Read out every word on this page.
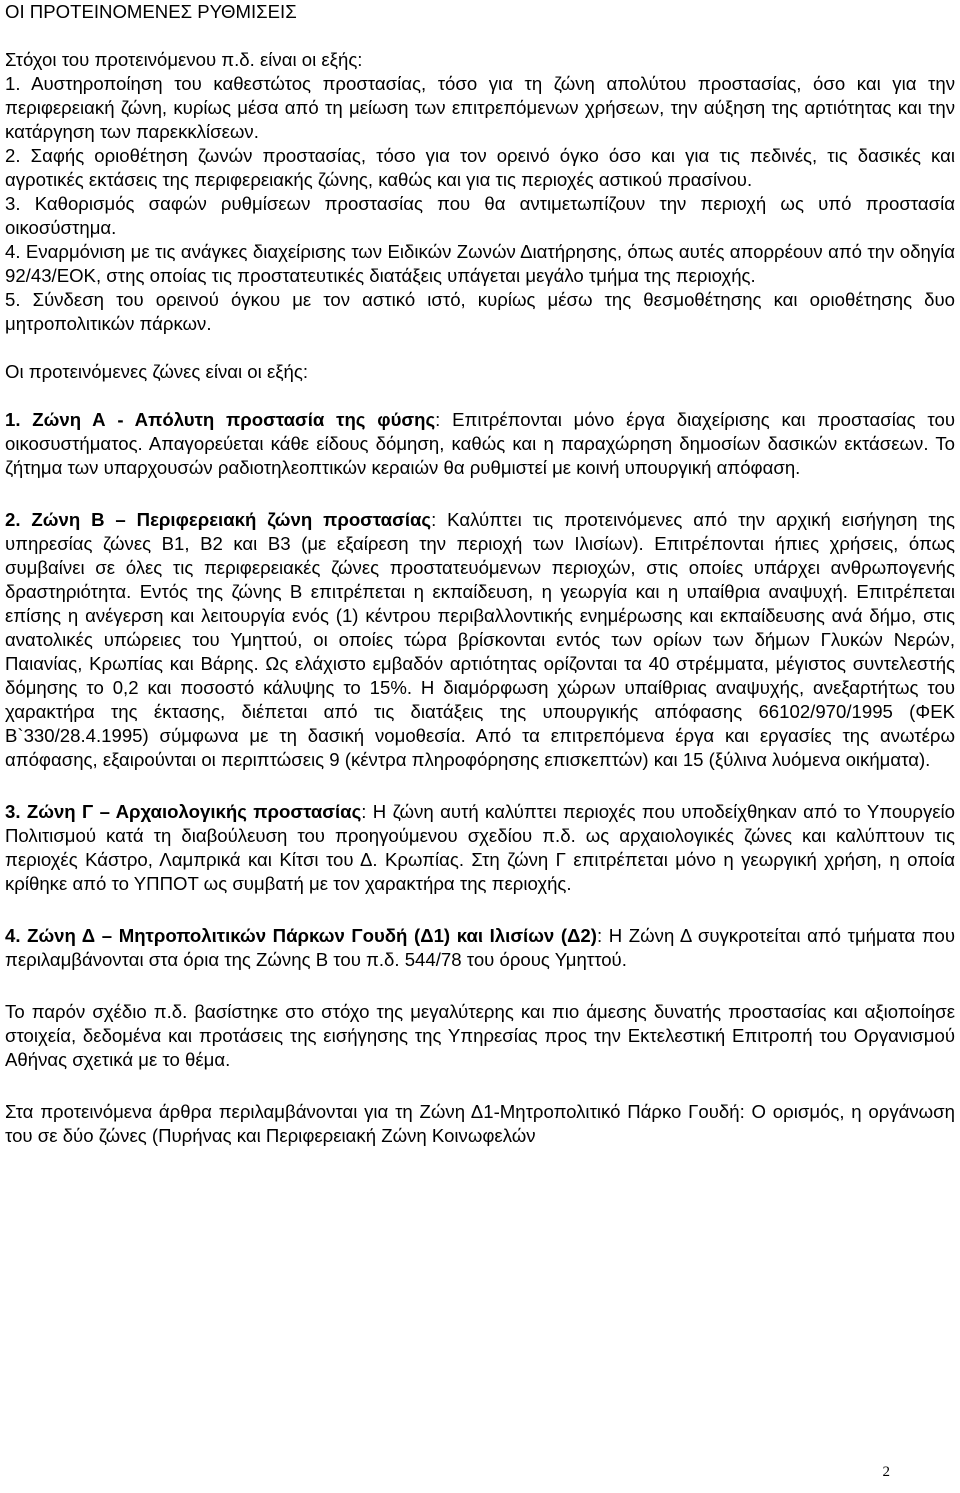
ΟΙ ΠΡΟΤΕΙΝΟΜΕΝΕΣ ΡΥΘΜΙΣΕΙΣ

Στόχοι του προτεινόμενου π.δ. είναι οι εξής:

1. Αυστηροποίηση του καθεστώτος προστασίας, τόσο για τη ζώνη απολύτου προστασίας, όσο και για την περιφερειακή ζώνη, κυρίως μέσα από τη μείωση των επιτρεπόμενων χρήσεων, την αύξηση της αρτιότητας και την κατάργηση των παρεκκλίσεων.

2. Σαφής οριοθέτηση ζωνών προστασίας, τόσο για τον ορεινό όγκο όσο και για τις πεδινές, τις δασικές και αγροτικές εκτάσεις της περιφερειακής ζώνης, καθώς και για τις περιοχές αστικού πρασίνου.

3. Καθορισμός σαφών ρυθμίσεων προστασίας που θα αντιμετωπίζουν την περιοχή ως υπό προστασία οικοσύστημα.

4. Εναρμόνιση με τις ανάγκες διαχείρισης των Ειδικών Ζωνών Διατήρησης, όπως αυτές απορρέουν από την οδηγία 92/43/ΕΟΚ, στης οποίας τις προστατευτικές διατάξεις υπάγεται μεγάλο τμήμα της περιοχής.

5. Σύνδεση του ορεινού όγκου με τον αστικό ιστό, κυρίως μέσω της θεσμοθέτησης και οριοθέτησης δυο μητροπολιτικών πάρκων.

Οι προτεινόμενες ζώνες είναι οι εξής:

1. Ζώνη Α - Απόλυτη προστασία της φύσης: Επιτρέπονται μόνο έργα διαχείρισης και προστασίας του οικοσυστήματος. Απαγορεύεται κάθε είδους δόμηση, καθώς και η παραχώρηση δημοσίων δασικών εκτάσεων. Το ζήτημα των υπαρχουσών ραδιοτηλεοπτικών κεραιών θα ρυθμιστεί με κοινή υπουργική απόφαση.

2. Ζώνη Β – Περιφερειακή ζώνη προστασίας: Καλύπτει τις προτεινόμενες από την αρχική εισήγηση της υπηρεσίας ζώνες Β1, Β2 και Β3 (με εξαίρεση την περιοχή των Ιλισίων). Επιτρέπονται ήπιες χρήσεις, όπως συμβαίνει σε όλες τις περιφερειακές ζώνες προστατευόμενων περιοχών, στις οποίες υπάρχει ανθρωπογενής δραστηριότητα. Εντός της ζώνης Β επιτρέπεται η εκπαίδευση, η γεωργία και η υπαίθρια αναψυχή. Επιτρέπεται επίσης η ανέγερση και λειτουργία ενός (1) κέντρου περιβαλλοντικής ενημέρωσης και εκπαίδευσης ανά δήμο, στις ανατολικές υπώρειες του Υμηττού, οι οποίες τώρα βρίσκονται εντός των ορίων των δήμων Γλυκών Νερών, Παιανίας, Κρωπίας και Βάρης. Ως ελάχιστο εμβαδόν αρτιότητας ορίζονται τα 40 στρέμματα, μέγιστος συντελεστής δόμησης το 0,2 και ποσοστό κάλυψης το 15%. Η διαμόρφωση χώρων υπαίθριας αναψυχής, ανεξαρτήτως του χαρακτήρα της έκτασης, διέπεται από τις διατάξεις της υπουργικής απόφασης 66102/970/1995 (ΦΕΚ Β`330/28.4.1995) σύμφωνα με τη δασική νομοθεσία. Από τα επιτρεπόμενα έργα και εργασίες της ανωτέρω απόφασης, εξαιρούνται οι περιπτώσεις 9 (κέντρα πληροφόρησης επισκεπτών) και 15 (ξύλινα λυόμενα οικήματα).

3. Ζώνη Γ – Αρχαιολογικής προστασίας: Η ζώνη αυτή καλύπτει περιοχές που υποδείχθηκαν από το Υπουργείο Πολιτισμού κατά τη διαβούλευση του προηγούμενου σχεδίου π.δ. ως αρχαιολογικές ζώνες και καλύπτουν τις περιοχές Κάστρο, Λαμπρικά και Κίτσι του Δ. Κρωπίας. Στη ζώνη Γ επιτρέπεται μόνο η γεωργική χρήση, η οποία κρίθηκε από το ΥΠΠΟΤ ως συμβατή με τον χαρακτήρα της περιοχής.

4. Ζώνη Δ – Μητροπολιτικών Πάρκων Γουδή (Δ1) και Ιλισίων (Δ2): Η Ζώνη Δ συγκροτείται από τμήματα που περιλαμβάνονται στα όρια της Ζώνης Β του π.δ. 544/78 του όρους Υμηττού.

Το παρόν σχέδιο π.δ. βασίστηκε στο στόχο της μεγαλύτερης και πιο άμεσης δυνατής προστασίας και αξιοποίησε στοιχεία, δεδομένα και προτάσεις της εισήγησης της Υπηρεσίας προς την Εκτελεστική Επιτροπή του Οργανισμού Αθήνας σχετικά με το θέμα.

Στα προτεινόμενα άρθρα περιλαμβάνονται για τη Ζώνη Δ1-Μητροπολιτικό Πάρκο Γουδή: Ο ορισμός, η οργάνωση του σε δύο ζώνες (Πυρήνας και Περιφερειακή Ζώνη Κοινωφελών

2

- - - -

## Exercise description
Print all of the records shown above exactly, leaving out each picture.

## Exercise result
Read out every word on this page.
ΟΙ ΠΡΟΤΕΙΝΟΜΕΝΕΣ ΡΥΘΜΙΣΕΙΣ

Στόχοι του προτεινόμενου π.δ. είναι οι εξής:

1. Αυστηροποίηση του καθεστώτος προστασίας, τόσο για τη ζώνη απολύτου προστασίας, όσο και για την περιφερειακή ζώνη, κυρίως μέσα από τη μείωση των επιτρεπόμενων χρήσεων, την αύξηση της αρτιότητας και την κατάργηση των παρεκκλίσεων.

2. Σαφής οριοθέτηση ζωνών προστασίας, τόσο για τον ορεινό όγκο όσο και για τις πεδινές, τις δασικές και αγροτικές εκτάσεις της περιφερειακής ζώνης, καθώς και για τις περιοχές αστικού πρασίνου.

3. Καθορισμός σαφών ρυθμίσεων προστασίας που θα αντιμετωπίζουν την περιοχή ως υπό προστασία οικοσύστημα.

4. Εναρμόνιση με τις ανάγκες διαχείρισης των Ειδικών Ζωνών Διατήρησης, όπως αυτές απορρέουν από την οδηγία 92/43/ΕΟΚ, στης οποίας τις προστατευτικές διατάξεις υπάγεται μεγάλο τμήμα της περιοχής.

5. Σύνδεση του ορεινού όγκου με τον αστικό ιστό, κυρίως μέσω της θεσμοθέτησης και οριοθέτησης δυο μητροπολιτικών πάρκων.

Οι προτεινόμενες ζώνες είναι οι εξής:

1. Ζώνη Α - Απόλυτη προστασία της φύσης: Επιτρέπονται μόνο έργα διαχείρισης και προστασίας του οικοσυστήματος. Απαγορεύεται κάθε είδους δόμηση, καθώς και η παραχώρηση δημοσίων δασικών εκτάσεων. Το ζήτημα των υπαρχουσών ραδιοτηλεοπτικών κεραιών θα ρυθμιστεί με κοινή υπουργική απόφαση.

2. Ζώνη Β – Περιφερειακή ζώνη προστασίας: Καλύπτει τις προτεινόμενες από την αρχική εισήγηση της υπηρεσίας ζώνες Β1, Β2 και Β3 (με εξαίρεση την περιοχή των Ιλισίων). Επιτρέπονται ήπιες χρήσεις, όπως συμβαίνει σε όλες τις περιφερειακές ζώνες προστατευόμενων περιοχών, στις οποίες υπάρχει ανθρωπογενής δραστηριότητα. Εντός της ζώνης Β επιτρέπεται η εκπαίδευση, η γεωργία και η υπαίθρια αναψυχή. Επιτρέπεται επίσης η ανέγερση και λειτουργία ενός (1) κέντρου περιβαλλοντικής ενημέρωσης και εκπαίδευσης ανά δήμο, στις ανατολικές υπώρειες του Υμηττού, οι οποίες τώρα βρίσκονται εντός των ορίων των δήμων Γλυκών Νερών, Παιανίας, Κρωπίας και Βάρης. Ως ελάχιστο εμβαδόν αρτιότητας ορίζονται τα 40 στρέμματα, μέγιστος συντελεστής δόμησης το 0,2 και ποσοστό κάλυψης το 15%. Η διαμόρφωση χώρων υπαίθριας αναψυχής, ανεξαρτήτως του χαρακτήρα της έκτασης, διέπεται από τις διατάξεις της υπουργικής απόφασης 66102/970/1995 (ΦΕΚ Β`330/28.4.1995) σύμφωνα με τη δασική νομοθεσία. Από τα επιτρεπόμενα έργα και εργασίες της ανωτέρω απόφασης, εξαιρούνται οι περιπτώσεις 9 (κέντρα πληροφόρησης επισκεπτών) και 15 (ξύλινα λυόμενα οικήματα).

3. Ζώνη Γ – Αρχαιολογικής προστασίας: Η ζώνη αυτή καλύπτει περιοχές που υποδείχθηκαν από το Υπουργείο Πολιτισμού κατά τη διαβούλευση του προηγούμενου σχεδίου π.δ. ως αρχαιολογικές ζώνες και καλύπτουν τις περιοχές Κάστρο, Λαμπρικά και Κίτσι του Δ. Κρωπίας. Στη ζώνη Γ επιτρέπεται μόνο η γεωργική χρήση, η οποία κρίθηκε από το ΥΠΠΟΤ ως συμβατή με τον χαρακτήρα της περιοχής.

4. Ζώνη Δ – Μητροπολιτικών Πάρκων Γουδή (Δ1) και Ιλισίων (Δ2): Η Ζώνη Δ συγκροτείται από τμήματα που περιλαμβάνονται στα όρια της Ζώνης Β του π.δ. 544/78 του όρους Υμηττού.

Το παρόν σχέδιο π.δ. βασίστηκε στο στόχο της μεγαλύτερης και πιο άμεσης δυνατής προστασίας και αξιοποίησε στοιχεία, δεδομένα και προτάσεις της εισήγησης της Υπηρεσίας προς την Εκτελεστική Επιτροπή του Οργανισμού Αθήνας σχετικά με το θέμα.

Στα προτεινόμενα άρθρα περιλαμβάνονται για τη Ζώνη Δ1-Μητροπολιτικό Πάρκο Γουδή: Ο ορισμός, η οργάνωση του σε δύο ζώνες (Πυρήνας και Περιφερειακή Ζώνη Κοινωφελών

2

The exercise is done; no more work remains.